[Data supplied start]
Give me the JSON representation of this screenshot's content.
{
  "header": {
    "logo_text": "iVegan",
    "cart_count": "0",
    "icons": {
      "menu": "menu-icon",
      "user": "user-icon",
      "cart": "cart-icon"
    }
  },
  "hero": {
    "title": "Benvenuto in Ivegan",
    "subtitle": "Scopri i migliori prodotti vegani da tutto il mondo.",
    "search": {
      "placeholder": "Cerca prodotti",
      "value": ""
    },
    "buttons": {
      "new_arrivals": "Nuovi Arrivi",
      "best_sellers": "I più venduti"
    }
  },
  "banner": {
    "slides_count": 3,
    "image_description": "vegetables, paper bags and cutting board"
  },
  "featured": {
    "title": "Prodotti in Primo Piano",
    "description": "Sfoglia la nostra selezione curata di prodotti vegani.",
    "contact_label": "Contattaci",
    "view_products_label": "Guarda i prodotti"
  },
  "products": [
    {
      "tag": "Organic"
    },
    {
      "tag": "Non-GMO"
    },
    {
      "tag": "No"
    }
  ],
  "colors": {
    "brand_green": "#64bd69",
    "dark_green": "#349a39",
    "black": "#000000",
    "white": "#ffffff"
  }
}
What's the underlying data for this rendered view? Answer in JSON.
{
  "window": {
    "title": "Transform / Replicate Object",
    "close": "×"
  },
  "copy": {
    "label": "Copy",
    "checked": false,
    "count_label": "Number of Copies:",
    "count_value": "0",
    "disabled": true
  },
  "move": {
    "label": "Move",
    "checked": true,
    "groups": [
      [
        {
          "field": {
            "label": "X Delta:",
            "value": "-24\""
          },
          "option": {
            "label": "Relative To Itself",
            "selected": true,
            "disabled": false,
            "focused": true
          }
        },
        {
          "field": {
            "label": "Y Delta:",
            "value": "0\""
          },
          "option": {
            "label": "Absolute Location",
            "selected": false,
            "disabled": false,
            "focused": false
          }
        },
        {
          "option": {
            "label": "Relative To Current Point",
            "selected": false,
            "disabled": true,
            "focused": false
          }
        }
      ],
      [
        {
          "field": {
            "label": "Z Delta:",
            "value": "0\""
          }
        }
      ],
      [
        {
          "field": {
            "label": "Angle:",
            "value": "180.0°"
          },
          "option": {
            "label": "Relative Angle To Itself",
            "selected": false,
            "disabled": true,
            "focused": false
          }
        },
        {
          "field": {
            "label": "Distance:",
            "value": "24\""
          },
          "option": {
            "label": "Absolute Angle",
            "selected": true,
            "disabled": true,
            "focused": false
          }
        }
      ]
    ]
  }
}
[Data supplied end]
## Problem requirements:
Each entry above is to be set down again in exactly the same words.

## Task answer:
Give me the JSON representation of this screenshot's content.
{
  "header": {
    "logo_text": "iVegan",
    "cart_count": "0",
    "icons": {
      "menu": "menu-icon",
      "user": "user-icon",
      "cart": "cart-icon"
    }
  },
  "hero": {
    "title": "Benvenuto in Ivegan",
    "subtitle": "Scopri i migliori prodotti vegani da tutto il mondo.",
    "search": {
      "placeholder": "Cerca prodotti",
      "value": ""
    },
    "buttons": {
      "new_arrivals": "Nuovi Arrivi",
      "best_sellers": "I più venduti"
    }
  },
  "banner": {
    "slides_count": 3,
    "image_description": "vegetables, paper bags and cutting board"
  },
  "featured": {
    "title": "Prodotti in Primo Piano",
    "description": "Sfoglia la nostra selezione curata di prodotti vegani.",
    "contact_label": "Contattaci",
    "view_products_label": "Guarda i prodotti"
  },
  "products": [
    {
      "tag": "Organic"
    },
    {
      "tag": "Non-GMO"
    },
    {
      "tag": "No"
    }
  ],
  "colors": {
    "brand_green": "#64bd69",
    "dark_green": "#349a39",
    "black": "#000000",
    "white": "#ffffff"
  }
}
What's the underlying data for this rendered view? Answer in JSON.
{
  "window": {
    "title": "Transform / Replicate Object",
    "close": "×"
  },
  "copy": {
    "label": "Copy",
    "checked": false,
    "count_label": "Number of Copies:",
    "count_value": "0",
    "disabled": true
  },
  "move": {
    "label": "Move",
    "checked": true,
    "groups": [
      [
        {
          "field": {
            "label": "X Delta:",
            "value": "-24\""
          },
          "option": {
            "label": "Relative To Itself",
            "selected": true,
            "disabled": false,
            "focused": true
          }
        },
        {
          "field": {
            "label": "Y Delta:",
            "value": "0\""
          },
          "option": {
            "label": "Absolute Location",
            "selected": false,
            "disabled": false,
            "focused": false
          }
        },
        {
          "option": {
            "label": "Relative To Current Point",
            "selected": false,
            "disabled": true,
            "focused": false
          }
        }
      ],
      [
        {
          "field": {
            "label": "Z Delta:",
            "value": "0\""
          }
        }
      ],
      [
        {
          "field": {
            "label": "Angle:",
            "value": "180.0°"
          },
          "option": {
            "label": "Relative Angle To Itself",
            "selected": false,
            "disabled": true,
            "focused": false
          }
        },
        {
          "field": {
            "label": "Distance:",
            "value": "24\""
          },
          "option": {
            "label": "Absolute Angle",
            "selected": true,
            "disabled": true,
            "focused": false
          }
        }
      ]
    ]
  }
}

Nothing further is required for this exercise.